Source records
---------------

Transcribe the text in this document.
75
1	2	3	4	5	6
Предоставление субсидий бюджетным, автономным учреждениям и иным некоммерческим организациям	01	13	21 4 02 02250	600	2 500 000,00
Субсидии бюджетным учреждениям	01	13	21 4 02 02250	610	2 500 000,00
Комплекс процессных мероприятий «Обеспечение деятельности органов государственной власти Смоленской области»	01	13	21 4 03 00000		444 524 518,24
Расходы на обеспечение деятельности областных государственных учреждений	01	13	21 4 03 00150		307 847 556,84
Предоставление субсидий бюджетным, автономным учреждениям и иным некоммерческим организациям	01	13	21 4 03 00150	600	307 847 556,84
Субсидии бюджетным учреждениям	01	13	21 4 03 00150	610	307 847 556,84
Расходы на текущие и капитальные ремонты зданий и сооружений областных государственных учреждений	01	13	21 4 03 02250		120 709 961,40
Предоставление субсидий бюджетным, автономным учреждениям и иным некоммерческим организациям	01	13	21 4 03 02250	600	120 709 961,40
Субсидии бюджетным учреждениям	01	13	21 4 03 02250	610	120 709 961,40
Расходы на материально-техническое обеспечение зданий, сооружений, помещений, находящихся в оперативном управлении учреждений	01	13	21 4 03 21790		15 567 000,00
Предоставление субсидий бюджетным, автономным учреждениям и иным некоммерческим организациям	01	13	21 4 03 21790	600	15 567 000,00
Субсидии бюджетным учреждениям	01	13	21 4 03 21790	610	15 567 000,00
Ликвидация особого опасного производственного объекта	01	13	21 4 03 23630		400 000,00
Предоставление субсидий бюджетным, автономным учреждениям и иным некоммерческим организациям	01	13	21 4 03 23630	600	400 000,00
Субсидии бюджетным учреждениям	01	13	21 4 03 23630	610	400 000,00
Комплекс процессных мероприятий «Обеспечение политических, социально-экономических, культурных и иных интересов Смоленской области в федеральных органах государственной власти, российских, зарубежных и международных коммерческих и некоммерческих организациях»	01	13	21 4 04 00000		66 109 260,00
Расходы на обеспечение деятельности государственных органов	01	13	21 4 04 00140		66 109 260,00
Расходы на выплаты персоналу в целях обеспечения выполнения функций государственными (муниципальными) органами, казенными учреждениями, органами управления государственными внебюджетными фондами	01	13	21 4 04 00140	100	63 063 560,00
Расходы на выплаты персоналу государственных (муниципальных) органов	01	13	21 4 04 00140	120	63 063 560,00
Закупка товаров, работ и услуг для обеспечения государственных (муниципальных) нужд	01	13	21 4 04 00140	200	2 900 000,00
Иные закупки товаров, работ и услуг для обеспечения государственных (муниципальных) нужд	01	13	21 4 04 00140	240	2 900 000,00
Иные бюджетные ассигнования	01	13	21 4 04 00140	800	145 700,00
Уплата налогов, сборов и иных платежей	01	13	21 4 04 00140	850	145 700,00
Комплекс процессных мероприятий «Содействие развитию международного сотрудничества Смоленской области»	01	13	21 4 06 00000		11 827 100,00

---------------

Problem description
Every line of the data above should be copied exactly.

Worked solution
Transcribe the text in this document.
75
1	2	3	4	5	6
Предоставление субсидий бюджетным, автономным учреждениям и иным некоммерческим организациям	01	13	21 4 02 02250	600	2 500 000,00
Субсидии бюджетным учреждениям	01	13	21 4 02 02250	610	2 500 000,00
Комплекс процессных мероприятий «Обеспечение деятельности органов государственной власти Смоленской области»	01	13	21 4 03 00000		444 524 518,24
Расходы на обеспечение деятельности областных государственных учреждений	01	13	21 4 03 00150		307 847 556,84
Предоставление субсидий бюджетным, автономным учреждениям и иным некоммерческим организациям	01	13	21 4 03 00150	600	307 847 556,84
Субсидии бюджетным учреждениям	01	13	21 4 03 00150	610	307 847 556,84
Расходы на текущие и капитальные ремонты зданий и сооружений областных государственных учреждений	01	13	21 4 03 02250		120 709 961,40
Предоставление субсидий бюджетным, автономным учреждениям и иным некоммерческим организациям	01	13	21 4 03 02250	600	120 709 961,40
Субсидии бюджетным учреждениям	01	13	21 4 03 02250	610	120 709 961,40
Расходы на материально-техническое обеспечение зданий, сооружений, помещений, находящихся в оперативном управлении учреждений	01	13	21 4 03 21790		15 567 000,00
Предоставление субсидий бюджетным, автономным учреждениям и иным некоммерческим организациям	01	13	21 4 03 21790	600	15 567 000,00
Субсидии бюджетным учреждениям	01	13	21 4 03 21790	610	15 567 000,00
Ликвидация особого опасного производственного объекта	01	13	21 4 03 23630		400 000,00
Предоставление субсидий бюджетным, автономным учреждениям и иным некоммерческим организациям	01	13	21 4 03 23630	600	400 000,00
Субсидии бюджетным учреждениям	01	13	21 4 03 23630	610	400 000,00
Комплекс процессных мероприятий «Обеспечение политических, социально-экономических, культурных и иных интересов Смоленской области в федеральных органах государственной власти, российских, зарубежных и международных коммерческих и некоммерческих организациях»	01	13	21 4 04 00000		66 109 260,00
Расходы на обеспечение деятельности государственных органов	01	13	21 4 04 00140		66 109 260,00
Расходы на выплаты персоналу в целях обеспечения выполнения функций государственными (муниципальными) органами, казенными учреждениями, органами управления государственными внебюджетными фондами	01	13	21 4 04 00140	100	63 063 560,00
Расходы на выплаты персоналу государственных (муниципальных) органов	01	13	21 4 04 00140	120	63 063 560,00
Закупка товаров, работ и услуг для обеспечения государственных (муниципальных) нужд	01	13	21 4 04 00140	200	2 900 000,00
Иные закупки товаров, работ и услуг для обеспечения государственных (муниципальных) нужд	01	13	21 4 04 00140	240	2 900 000,00
Иные бюджетные ассигнования	01	13	21 4 04 00140	800	145 700,00
Уплата налогов, сборов и иных платежей	01	13	21 4 04 00140	850	145 700,00
Комплекс процессных мероприятий «Содействие развитию международного сотрудничества Смоленской области»	01	13	21 4 06 00000		11 827 100,00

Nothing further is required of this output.